### [What this task involves]
Check each line of the records below for the word "Glossary" and copy those where it appears.

## Begin

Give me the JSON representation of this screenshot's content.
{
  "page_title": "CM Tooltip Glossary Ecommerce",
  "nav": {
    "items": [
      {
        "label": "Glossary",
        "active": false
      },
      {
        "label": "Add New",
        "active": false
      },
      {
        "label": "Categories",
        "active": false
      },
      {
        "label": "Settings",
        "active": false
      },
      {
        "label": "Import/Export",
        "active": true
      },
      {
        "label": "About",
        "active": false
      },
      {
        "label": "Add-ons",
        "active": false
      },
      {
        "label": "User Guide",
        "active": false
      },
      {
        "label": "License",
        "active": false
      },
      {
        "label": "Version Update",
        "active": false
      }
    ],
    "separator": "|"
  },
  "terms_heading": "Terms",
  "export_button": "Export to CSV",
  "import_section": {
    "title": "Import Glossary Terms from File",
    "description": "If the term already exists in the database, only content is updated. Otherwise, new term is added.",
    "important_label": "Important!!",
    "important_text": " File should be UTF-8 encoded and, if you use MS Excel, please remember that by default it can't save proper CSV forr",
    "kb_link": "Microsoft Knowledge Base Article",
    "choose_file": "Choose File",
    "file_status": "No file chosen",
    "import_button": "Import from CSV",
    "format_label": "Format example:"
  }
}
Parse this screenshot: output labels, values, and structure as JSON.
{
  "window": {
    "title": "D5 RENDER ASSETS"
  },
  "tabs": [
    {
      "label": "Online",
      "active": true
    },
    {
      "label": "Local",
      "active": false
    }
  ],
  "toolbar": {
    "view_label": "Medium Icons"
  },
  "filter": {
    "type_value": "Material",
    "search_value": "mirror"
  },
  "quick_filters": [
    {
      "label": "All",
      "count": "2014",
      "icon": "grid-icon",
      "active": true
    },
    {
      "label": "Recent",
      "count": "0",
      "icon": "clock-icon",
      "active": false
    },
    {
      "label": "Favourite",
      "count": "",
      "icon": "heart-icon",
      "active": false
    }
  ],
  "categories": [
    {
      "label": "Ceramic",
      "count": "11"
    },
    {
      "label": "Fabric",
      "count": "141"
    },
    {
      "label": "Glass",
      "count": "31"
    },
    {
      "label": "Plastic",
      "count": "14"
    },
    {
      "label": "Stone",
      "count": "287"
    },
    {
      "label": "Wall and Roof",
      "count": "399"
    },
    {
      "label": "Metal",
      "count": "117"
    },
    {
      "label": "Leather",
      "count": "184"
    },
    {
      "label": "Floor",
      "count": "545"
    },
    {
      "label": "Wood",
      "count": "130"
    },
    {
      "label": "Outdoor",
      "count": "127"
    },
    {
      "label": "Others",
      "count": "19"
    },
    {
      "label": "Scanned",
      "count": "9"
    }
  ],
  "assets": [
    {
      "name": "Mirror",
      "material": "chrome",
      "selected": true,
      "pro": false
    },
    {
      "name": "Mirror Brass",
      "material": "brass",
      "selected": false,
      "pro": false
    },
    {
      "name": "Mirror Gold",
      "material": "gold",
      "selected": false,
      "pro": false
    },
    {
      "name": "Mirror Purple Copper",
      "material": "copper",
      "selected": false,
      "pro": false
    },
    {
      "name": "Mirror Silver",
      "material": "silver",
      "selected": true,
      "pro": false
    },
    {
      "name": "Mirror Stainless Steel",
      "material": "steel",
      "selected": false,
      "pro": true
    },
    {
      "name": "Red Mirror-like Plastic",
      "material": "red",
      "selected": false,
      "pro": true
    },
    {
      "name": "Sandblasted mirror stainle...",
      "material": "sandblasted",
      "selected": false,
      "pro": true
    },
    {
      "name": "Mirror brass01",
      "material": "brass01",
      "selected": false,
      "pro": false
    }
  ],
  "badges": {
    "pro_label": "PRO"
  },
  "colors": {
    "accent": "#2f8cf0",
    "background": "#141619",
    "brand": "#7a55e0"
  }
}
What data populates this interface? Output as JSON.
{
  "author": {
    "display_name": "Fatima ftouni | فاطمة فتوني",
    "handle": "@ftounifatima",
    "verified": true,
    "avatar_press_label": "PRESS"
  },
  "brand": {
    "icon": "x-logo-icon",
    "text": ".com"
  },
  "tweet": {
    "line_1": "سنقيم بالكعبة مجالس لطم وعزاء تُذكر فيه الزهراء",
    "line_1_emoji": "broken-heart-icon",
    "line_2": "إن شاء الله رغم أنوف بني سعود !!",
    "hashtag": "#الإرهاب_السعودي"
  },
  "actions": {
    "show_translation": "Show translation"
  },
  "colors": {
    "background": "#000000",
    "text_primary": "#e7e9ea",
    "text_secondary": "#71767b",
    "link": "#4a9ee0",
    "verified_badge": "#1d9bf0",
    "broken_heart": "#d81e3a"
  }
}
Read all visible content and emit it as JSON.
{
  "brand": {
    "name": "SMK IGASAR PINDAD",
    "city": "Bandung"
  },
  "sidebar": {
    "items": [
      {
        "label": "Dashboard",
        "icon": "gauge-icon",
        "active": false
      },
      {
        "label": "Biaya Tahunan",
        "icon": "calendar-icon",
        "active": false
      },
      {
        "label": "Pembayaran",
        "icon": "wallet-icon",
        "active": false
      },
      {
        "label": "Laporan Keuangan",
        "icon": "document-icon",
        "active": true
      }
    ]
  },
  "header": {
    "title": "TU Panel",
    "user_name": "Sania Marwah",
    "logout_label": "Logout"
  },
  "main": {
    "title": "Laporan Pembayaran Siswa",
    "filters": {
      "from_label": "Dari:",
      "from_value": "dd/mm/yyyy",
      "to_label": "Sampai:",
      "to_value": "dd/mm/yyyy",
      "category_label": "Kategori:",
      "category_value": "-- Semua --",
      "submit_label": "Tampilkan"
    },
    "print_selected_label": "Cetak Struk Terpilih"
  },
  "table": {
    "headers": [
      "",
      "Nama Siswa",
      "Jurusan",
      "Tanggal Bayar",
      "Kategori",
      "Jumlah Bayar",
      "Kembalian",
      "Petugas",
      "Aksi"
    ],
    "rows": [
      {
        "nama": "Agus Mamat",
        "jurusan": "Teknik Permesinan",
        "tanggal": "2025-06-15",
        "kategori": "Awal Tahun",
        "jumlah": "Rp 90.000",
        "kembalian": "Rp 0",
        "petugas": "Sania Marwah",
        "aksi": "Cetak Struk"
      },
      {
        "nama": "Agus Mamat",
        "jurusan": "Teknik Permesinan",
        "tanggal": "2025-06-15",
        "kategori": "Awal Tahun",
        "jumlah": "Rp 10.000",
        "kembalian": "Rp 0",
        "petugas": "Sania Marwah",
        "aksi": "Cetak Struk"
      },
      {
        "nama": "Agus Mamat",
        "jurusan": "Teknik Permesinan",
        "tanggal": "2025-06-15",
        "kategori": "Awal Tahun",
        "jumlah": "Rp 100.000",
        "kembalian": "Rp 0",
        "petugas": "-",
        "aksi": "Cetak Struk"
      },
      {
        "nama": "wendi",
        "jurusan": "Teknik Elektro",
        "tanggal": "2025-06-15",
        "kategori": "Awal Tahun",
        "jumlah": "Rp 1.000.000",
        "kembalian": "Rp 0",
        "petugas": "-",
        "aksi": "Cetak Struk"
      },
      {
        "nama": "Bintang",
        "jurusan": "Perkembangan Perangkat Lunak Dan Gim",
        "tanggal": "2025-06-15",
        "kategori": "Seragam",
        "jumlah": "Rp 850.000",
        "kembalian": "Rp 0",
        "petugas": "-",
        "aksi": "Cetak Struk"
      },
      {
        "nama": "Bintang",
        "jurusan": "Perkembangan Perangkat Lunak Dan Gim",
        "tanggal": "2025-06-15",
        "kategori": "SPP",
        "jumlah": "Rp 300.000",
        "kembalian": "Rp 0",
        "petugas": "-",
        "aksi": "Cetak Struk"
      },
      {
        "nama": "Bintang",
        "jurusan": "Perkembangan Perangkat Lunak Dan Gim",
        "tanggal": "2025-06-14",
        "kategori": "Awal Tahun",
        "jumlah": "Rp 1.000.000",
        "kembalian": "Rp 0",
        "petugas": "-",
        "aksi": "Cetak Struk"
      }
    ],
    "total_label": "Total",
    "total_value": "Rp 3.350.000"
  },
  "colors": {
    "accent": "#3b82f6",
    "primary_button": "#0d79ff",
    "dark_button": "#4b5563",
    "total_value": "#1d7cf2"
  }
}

## End

### [Right answer]
  "page_title": "CM Tooltip Glossary Ecommerce",
        "label": "Glossary",
    "title": "Import Glossary Terms from File",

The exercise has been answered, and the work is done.